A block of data

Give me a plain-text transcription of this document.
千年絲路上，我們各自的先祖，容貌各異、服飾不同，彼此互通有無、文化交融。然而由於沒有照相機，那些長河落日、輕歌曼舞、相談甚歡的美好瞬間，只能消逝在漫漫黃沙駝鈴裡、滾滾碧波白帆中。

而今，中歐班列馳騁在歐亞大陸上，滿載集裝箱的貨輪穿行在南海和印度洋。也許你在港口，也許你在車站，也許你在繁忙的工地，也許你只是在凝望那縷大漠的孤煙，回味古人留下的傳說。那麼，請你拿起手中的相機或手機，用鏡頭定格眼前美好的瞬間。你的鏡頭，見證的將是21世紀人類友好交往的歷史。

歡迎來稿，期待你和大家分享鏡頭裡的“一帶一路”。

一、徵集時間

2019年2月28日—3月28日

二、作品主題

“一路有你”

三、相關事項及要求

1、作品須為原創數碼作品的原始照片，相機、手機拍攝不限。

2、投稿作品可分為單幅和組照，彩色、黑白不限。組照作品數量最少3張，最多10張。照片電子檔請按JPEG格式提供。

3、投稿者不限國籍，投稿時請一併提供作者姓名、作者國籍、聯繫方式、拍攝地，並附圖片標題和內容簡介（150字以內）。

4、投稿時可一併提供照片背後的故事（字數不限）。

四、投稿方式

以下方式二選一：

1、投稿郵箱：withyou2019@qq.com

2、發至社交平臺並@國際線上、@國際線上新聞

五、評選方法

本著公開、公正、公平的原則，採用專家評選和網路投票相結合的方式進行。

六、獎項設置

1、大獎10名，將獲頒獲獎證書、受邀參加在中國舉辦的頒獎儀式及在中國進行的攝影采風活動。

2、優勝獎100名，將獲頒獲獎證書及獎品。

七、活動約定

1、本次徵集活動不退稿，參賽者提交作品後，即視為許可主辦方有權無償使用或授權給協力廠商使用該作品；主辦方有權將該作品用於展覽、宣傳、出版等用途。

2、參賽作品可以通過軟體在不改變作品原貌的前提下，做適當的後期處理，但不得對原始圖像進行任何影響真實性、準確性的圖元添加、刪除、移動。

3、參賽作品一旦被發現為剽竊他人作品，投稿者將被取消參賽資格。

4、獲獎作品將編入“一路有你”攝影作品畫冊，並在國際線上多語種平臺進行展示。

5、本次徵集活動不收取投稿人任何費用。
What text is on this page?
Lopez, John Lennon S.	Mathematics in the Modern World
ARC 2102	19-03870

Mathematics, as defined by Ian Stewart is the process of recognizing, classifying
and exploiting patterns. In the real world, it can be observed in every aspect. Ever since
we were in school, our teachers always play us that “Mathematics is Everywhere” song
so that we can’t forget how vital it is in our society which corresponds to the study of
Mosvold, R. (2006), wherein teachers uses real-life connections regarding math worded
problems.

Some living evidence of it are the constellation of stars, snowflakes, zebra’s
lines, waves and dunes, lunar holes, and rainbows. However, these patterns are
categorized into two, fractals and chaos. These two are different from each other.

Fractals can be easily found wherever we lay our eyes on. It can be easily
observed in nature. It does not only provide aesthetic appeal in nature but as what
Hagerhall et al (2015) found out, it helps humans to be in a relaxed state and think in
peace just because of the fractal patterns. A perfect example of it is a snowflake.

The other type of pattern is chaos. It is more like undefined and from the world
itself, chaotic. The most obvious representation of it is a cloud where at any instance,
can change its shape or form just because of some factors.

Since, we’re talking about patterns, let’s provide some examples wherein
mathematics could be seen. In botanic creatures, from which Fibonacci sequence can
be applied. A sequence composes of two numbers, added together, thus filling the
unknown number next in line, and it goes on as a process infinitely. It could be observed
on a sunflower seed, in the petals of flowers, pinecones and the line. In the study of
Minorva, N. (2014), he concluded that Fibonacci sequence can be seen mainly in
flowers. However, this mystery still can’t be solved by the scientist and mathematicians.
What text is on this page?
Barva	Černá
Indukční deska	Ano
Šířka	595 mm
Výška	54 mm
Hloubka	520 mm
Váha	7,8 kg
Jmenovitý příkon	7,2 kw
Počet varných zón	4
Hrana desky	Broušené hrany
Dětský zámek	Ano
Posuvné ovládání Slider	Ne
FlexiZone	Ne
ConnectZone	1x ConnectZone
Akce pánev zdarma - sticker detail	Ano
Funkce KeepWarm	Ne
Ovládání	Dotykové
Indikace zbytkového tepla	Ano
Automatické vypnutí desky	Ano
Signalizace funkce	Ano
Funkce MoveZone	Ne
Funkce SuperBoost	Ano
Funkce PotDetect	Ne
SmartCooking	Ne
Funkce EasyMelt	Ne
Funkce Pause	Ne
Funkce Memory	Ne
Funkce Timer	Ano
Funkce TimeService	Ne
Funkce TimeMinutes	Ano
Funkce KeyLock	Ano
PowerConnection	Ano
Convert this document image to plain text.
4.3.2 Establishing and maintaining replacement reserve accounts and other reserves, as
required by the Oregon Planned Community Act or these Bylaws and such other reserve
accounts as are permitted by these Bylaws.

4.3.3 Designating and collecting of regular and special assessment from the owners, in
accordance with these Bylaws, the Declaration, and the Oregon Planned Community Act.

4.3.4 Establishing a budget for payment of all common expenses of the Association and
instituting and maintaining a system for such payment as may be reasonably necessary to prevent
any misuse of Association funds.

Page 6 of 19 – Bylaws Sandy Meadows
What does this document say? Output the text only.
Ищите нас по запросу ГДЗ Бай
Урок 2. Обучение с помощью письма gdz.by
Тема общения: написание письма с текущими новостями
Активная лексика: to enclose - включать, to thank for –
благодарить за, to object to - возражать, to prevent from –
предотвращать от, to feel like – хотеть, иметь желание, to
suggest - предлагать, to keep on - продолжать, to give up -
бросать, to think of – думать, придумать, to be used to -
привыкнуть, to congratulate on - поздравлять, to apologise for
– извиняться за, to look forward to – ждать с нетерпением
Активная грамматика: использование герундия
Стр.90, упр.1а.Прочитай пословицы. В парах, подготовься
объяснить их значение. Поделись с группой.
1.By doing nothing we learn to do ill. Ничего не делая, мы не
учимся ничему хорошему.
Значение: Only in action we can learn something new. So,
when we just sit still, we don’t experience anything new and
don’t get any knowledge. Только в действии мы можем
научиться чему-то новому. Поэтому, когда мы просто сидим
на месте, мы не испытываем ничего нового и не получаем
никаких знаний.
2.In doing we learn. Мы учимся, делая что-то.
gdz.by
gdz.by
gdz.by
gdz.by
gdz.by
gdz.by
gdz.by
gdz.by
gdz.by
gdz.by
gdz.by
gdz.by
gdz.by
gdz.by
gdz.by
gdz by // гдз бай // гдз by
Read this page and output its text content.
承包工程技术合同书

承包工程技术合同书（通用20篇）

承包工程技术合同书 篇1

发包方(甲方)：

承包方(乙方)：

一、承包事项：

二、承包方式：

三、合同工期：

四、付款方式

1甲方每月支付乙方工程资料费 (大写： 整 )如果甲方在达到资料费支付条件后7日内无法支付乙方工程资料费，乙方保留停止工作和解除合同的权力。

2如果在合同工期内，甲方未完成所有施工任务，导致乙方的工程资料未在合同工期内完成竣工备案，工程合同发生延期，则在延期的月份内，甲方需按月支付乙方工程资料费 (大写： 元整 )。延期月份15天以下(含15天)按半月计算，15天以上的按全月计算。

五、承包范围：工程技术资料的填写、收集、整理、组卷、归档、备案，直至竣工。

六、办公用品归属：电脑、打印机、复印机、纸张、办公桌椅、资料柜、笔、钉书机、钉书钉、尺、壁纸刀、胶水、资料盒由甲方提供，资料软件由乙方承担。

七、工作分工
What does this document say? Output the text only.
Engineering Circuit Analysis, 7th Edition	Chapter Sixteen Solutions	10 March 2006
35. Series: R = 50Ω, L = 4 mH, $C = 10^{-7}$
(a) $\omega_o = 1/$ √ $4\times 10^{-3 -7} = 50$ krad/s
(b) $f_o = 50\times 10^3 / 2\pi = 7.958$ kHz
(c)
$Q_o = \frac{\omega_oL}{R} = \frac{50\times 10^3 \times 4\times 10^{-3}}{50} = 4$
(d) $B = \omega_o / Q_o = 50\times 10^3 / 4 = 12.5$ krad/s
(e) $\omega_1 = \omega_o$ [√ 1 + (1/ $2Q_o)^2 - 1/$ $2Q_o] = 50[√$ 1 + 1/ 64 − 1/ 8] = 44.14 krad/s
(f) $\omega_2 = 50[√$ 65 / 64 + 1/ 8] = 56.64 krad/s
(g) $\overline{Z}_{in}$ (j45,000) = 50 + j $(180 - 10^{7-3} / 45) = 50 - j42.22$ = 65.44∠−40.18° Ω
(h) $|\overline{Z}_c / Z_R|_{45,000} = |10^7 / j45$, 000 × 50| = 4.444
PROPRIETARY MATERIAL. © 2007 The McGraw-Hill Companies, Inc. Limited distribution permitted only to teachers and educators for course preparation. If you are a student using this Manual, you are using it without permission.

* [Task statement] From the material above, gather all lines that include the string "overline" and copy them.

* [Correct response]
(g) $\overline{Z}_{in}$ (j45,000) = 50 + j $(180 - 10^{7-3} / 45) = 50 - j42.22$ = 65.44∠−40.18° Ω
(h) $|\overline{Z}_c / Z_R|_{45,000} = |10^7 / j45$, 000 × 50| = 4.444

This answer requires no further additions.